» Stated problem:
From the listing below, copy every line with the word "body".

++++ Given information

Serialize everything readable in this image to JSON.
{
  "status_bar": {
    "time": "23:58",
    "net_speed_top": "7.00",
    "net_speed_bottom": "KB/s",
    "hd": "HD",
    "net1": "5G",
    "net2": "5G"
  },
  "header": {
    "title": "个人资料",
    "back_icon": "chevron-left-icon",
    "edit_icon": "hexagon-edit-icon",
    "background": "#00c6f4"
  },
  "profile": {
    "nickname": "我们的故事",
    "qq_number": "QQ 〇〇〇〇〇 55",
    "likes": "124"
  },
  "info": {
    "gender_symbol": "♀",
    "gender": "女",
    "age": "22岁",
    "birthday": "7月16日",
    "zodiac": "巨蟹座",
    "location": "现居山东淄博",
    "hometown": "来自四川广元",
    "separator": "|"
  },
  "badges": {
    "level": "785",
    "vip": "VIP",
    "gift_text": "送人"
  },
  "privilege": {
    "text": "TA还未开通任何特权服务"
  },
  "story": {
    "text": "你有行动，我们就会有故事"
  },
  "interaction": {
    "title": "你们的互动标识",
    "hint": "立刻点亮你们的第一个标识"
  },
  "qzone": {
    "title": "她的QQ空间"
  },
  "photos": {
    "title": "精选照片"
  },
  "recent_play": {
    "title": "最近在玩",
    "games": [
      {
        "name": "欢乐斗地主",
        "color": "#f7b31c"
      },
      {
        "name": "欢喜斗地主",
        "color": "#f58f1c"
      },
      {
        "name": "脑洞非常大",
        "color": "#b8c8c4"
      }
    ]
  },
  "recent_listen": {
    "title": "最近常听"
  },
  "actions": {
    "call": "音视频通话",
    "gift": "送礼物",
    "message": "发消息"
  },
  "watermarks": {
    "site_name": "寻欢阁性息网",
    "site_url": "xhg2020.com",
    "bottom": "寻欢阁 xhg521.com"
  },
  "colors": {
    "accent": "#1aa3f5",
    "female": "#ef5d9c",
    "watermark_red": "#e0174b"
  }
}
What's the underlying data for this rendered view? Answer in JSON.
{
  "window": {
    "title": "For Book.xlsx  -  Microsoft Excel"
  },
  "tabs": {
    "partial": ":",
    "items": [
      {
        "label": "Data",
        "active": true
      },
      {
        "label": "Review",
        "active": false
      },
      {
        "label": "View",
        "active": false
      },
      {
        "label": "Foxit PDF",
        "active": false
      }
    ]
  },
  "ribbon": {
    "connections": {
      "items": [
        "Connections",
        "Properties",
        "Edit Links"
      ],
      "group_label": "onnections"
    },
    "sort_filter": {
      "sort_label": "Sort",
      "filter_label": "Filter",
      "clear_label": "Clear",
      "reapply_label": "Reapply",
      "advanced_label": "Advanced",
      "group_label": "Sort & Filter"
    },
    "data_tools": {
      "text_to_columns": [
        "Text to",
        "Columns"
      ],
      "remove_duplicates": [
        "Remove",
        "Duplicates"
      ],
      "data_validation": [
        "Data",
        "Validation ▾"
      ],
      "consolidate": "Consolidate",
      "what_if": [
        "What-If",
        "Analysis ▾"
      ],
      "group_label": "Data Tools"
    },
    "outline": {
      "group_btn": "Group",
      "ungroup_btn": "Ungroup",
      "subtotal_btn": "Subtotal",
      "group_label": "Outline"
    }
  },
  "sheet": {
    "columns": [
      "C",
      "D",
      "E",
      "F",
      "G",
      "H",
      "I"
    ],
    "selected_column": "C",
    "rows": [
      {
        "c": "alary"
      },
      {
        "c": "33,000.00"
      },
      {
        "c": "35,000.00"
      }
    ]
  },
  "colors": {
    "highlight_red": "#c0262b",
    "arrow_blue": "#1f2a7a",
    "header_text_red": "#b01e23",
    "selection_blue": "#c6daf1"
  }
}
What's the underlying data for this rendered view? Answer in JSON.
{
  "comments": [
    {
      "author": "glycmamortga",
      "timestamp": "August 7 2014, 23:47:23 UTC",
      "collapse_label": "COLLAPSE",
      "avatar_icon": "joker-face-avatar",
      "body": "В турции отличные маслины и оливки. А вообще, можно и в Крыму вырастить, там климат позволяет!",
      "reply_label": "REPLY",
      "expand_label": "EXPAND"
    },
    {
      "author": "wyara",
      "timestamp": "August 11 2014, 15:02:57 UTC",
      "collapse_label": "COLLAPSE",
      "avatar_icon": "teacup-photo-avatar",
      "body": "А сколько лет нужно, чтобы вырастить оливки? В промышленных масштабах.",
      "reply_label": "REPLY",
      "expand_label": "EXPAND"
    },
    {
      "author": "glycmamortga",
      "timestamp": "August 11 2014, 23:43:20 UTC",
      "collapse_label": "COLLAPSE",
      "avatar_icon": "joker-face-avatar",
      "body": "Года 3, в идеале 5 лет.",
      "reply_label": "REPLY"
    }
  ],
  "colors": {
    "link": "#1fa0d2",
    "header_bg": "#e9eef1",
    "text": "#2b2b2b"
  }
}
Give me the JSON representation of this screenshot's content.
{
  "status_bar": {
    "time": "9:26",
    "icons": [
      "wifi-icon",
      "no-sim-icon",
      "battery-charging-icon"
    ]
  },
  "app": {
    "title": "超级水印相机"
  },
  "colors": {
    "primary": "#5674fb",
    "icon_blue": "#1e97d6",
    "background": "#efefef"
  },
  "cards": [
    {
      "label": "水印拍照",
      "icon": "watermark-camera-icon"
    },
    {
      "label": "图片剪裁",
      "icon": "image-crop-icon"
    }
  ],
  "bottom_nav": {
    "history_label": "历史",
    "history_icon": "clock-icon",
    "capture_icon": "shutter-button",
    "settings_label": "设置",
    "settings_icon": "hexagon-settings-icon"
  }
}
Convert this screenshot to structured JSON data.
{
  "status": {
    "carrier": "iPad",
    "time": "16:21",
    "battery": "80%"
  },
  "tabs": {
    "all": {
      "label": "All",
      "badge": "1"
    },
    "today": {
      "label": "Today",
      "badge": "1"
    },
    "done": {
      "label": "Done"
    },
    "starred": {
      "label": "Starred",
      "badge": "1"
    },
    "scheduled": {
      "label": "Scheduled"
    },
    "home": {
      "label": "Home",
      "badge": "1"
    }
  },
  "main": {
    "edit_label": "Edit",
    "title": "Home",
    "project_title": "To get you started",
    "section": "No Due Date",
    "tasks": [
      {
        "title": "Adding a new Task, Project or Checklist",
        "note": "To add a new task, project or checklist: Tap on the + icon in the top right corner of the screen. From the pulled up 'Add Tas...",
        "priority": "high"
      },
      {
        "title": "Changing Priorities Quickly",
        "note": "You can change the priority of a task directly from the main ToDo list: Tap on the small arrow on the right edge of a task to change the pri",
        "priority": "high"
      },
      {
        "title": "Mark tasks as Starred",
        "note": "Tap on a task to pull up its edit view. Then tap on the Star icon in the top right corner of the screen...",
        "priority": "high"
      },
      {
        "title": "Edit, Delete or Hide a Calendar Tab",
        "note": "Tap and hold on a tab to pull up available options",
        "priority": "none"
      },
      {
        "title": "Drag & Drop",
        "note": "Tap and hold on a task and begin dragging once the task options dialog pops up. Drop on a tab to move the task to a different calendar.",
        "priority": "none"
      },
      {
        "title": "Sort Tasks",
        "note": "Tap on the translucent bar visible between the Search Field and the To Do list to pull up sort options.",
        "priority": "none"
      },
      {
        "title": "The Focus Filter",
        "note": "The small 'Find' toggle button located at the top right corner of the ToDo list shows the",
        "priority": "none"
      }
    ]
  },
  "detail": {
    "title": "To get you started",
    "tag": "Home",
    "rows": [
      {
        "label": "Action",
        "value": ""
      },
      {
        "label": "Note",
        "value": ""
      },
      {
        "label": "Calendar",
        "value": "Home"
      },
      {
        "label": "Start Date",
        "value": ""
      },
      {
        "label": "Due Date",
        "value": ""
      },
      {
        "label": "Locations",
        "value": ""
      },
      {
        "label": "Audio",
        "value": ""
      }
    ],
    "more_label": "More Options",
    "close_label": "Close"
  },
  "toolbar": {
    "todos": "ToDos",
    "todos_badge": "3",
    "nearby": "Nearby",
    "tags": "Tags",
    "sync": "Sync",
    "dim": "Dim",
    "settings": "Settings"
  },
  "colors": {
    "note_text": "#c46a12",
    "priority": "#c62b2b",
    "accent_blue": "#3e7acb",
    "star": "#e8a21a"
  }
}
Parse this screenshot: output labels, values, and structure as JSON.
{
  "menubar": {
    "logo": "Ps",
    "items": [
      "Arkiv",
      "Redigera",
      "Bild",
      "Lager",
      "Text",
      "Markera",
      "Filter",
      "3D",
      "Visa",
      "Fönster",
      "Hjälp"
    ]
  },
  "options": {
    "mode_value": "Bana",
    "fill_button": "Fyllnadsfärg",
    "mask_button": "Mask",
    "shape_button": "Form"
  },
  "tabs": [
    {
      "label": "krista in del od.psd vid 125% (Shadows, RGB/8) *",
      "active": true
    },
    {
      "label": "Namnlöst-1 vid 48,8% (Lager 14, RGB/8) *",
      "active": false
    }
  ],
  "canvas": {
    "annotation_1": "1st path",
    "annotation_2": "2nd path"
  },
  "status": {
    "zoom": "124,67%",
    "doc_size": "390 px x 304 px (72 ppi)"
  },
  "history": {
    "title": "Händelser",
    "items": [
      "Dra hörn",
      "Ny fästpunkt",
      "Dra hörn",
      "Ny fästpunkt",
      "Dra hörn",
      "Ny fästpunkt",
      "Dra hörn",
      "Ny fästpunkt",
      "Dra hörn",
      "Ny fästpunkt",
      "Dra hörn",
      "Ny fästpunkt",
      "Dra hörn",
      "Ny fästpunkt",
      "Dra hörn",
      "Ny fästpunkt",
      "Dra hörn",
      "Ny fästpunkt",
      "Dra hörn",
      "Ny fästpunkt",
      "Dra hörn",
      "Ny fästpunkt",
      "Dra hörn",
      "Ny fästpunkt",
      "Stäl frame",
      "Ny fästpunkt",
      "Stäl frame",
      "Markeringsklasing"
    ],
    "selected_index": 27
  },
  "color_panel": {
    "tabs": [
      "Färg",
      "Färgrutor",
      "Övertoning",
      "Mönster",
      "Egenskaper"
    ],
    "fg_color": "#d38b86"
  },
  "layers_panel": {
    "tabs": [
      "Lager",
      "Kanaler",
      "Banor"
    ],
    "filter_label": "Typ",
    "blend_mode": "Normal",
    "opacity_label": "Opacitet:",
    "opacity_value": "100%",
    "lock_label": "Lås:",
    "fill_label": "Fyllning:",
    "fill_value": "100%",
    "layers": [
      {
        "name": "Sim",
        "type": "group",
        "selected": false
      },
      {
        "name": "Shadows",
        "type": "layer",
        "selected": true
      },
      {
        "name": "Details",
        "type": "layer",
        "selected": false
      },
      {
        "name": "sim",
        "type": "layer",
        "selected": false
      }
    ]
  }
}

++++++++

» Expected answer:
      "body": "В турции отличные маслины и оливки. А вообще, можно и в Крыму вырастить, там климат позволяет!",
      "body": "А сколько лет нужно, чтобы вырастить оливки? В промышленных масштабах.",
      "body": "Года 3, в идеале 5 лет.",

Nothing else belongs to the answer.